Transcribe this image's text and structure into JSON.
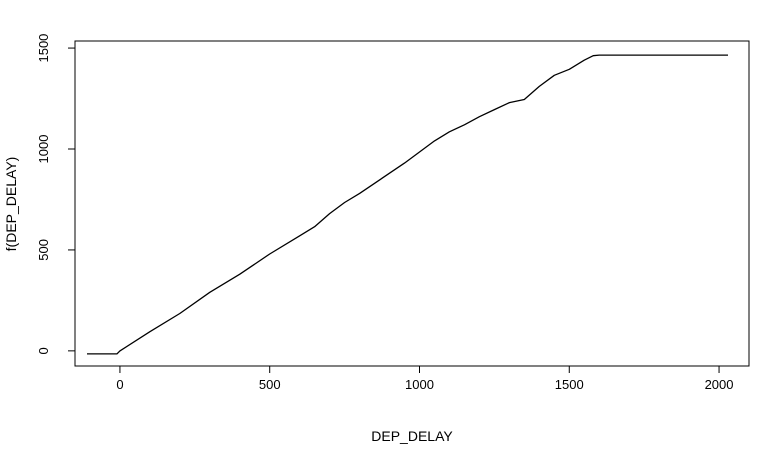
{
  "chart_data": {
    "type": "line",
    "title": "",
    "xlabel": "DEP_DELAY",
    "ylabel": "f(DEP_DELAY)",
    "xlim": [
      -150,
      2100
    ],
    "ylim": [
      -75,
      1535
    ],
    "x_ticks": [
      0,
      500,
      1000,
      1500,
      2000
    ],
    "y_ticks": [
      0,
      500,
      1000,
      1500
    ],
    "grid": false,
    "series": [
      {
        "color": "#000000",
        "x": [
          -110,
          -10,
          0,
          100,
          200,
          300,
          400,
          500,
          600,
          650,
          700,
          750,
          800,
          850,
          900,
          950,
          1000,
          1050,
          1100,
          1150,
          1200,
          1250,
          1300,
          1350,
          1400,
          1450,
          1500,
          1550,
          1580,
          1600,
          2030
        ],
        "y": [
          -15,
          -15,
          0,
          95,
          185,
          290,
          380,
          480,
          570,
          615,
          680,
          735,
          780,
          830,
          880,
          930,
          985,
          1040,
          1085,
          1120,
          1160,
          1195,
          1230,
          1245,
          1310,
          1365,
          1395,
          1440,
          1462,
          1465,
          1465
        ]
      }
    ]
  }
}
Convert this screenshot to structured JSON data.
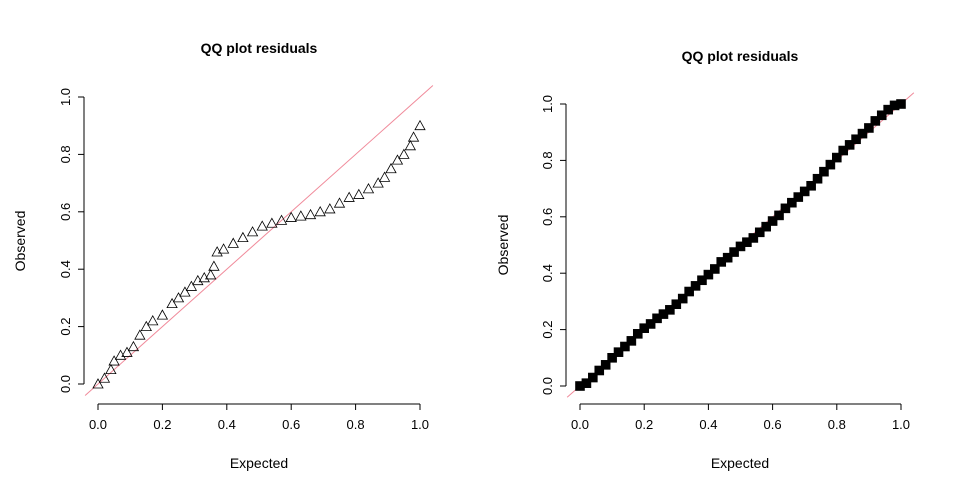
+++++
Copy all the lines of data exactly as they appear, dropping any images.

• _Final answer_:
Transcribe this image's text and structure into JSON.
{
  "chart_data": {
    "type": "line",
    "title": "",
    "xlabel": "DEP_DELAY",
    "ylabel": "f(DEP_DELAY)",
    "xlim": [
      -150,
      2100
    ],
    "ylim": [
      -75,
      1535
    ],
    "x_ticks": [
      0,
      500,
      1000,
      1500,
      2000
    ],
    "y_ticks": [
      0,
      500,
      1000,
      1500
    ],
    "grid": false,
    "series": [
      {
        "color": "#000000",
        "x": [
          -110,
          -10,
          0,
          100,
          200,
          300,
          400,
          500,
          600,
          650,
          700,
          750,
          800,
          850,
          900,
          950,
          1000,
          1050,
          1100,
          1150,
          1200,
          1250,
          1300,
          1350,
          1400,
          1450,
          1500,
          1550,
          1580,
          1600,
          2030
        ],
        "y": [
          -15,
          -15,
          0,
          95,
          185,
          290,
          380,
          480,
          570,
          615,
          680,
          735,
          780,
          830,
          880,
          930,
          985,
          1040,
          1085,
          1120,
          1160,
          1195,
          1230,
          1245,
          1310,
          1365,
          1395,
          1440,
          1462,
          1465,
          1465
        ]
      }
    ]
  }
}
Convert this screenshot to structured JSON data.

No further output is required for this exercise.